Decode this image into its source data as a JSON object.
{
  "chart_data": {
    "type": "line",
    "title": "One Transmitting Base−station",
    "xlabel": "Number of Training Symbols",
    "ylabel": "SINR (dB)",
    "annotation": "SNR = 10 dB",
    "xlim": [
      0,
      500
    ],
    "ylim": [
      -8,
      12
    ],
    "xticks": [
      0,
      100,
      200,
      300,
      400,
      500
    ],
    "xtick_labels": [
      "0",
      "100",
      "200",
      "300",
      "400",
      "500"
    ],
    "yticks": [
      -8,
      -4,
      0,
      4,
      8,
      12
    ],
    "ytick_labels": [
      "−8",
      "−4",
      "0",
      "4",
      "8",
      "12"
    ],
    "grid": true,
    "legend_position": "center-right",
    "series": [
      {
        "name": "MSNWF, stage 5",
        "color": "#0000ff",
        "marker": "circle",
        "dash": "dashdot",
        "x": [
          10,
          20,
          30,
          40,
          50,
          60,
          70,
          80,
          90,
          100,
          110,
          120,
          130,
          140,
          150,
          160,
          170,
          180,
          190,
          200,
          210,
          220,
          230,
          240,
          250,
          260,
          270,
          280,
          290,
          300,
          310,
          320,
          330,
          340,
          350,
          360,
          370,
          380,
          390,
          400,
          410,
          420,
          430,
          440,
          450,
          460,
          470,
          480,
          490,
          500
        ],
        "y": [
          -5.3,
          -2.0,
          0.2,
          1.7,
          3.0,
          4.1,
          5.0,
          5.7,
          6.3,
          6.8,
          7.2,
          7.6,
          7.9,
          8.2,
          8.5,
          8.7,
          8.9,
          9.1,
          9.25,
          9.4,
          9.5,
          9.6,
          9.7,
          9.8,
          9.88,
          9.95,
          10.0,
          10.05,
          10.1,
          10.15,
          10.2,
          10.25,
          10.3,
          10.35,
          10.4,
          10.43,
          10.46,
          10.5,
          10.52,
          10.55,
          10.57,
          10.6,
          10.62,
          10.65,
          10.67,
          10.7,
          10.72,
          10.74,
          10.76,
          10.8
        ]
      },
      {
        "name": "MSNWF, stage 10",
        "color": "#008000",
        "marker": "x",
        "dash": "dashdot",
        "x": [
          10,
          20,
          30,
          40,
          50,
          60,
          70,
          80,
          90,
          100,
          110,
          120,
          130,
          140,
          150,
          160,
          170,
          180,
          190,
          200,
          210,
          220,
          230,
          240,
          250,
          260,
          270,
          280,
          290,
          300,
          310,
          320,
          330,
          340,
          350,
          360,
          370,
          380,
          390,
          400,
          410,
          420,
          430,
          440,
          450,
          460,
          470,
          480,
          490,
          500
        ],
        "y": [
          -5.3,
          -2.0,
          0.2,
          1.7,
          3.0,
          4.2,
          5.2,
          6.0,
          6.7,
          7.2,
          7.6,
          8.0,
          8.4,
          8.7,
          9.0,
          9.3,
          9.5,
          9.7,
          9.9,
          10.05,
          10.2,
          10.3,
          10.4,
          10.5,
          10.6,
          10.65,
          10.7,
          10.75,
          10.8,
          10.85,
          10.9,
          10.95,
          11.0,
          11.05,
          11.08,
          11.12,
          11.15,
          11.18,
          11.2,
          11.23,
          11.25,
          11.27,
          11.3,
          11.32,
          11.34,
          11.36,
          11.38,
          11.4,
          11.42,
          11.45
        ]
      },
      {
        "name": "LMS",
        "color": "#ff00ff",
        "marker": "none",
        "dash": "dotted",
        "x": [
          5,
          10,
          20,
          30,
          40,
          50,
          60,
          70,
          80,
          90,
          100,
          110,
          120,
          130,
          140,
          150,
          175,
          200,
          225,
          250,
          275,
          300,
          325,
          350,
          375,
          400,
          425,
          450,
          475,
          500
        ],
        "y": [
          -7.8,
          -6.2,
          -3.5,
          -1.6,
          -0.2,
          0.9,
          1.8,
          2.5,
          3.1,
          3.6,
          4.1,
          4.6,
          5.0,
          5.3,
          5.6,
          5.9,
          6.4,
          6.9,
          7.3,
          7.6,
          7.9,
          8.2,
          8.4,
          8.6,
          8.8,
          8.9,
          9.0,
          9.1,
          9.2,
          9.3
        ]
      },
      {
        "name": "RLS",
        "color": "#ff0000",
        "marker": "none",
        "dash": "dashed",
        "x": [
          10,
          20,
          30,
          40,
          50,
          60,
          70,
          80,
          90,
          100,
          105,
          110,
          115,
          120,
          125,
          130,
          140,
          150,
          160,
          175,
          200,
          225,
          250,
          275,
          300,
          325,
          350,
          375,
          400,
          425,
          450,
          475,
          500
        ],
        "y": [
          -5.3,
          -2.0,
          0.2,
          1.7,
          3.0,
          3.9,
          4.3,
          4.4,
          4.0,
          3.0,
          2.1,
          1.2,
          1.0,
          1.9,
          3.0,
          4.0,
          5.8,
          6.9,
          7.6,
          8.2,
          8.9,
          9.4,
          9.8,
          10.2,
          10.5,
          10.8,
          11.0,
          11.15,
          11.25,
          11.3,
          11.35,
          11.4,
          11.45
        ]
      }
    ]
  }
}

_Written instruction_
In the material above, tally every line with the string "name" in it, then give that number alone.

_Response for this exercise_
4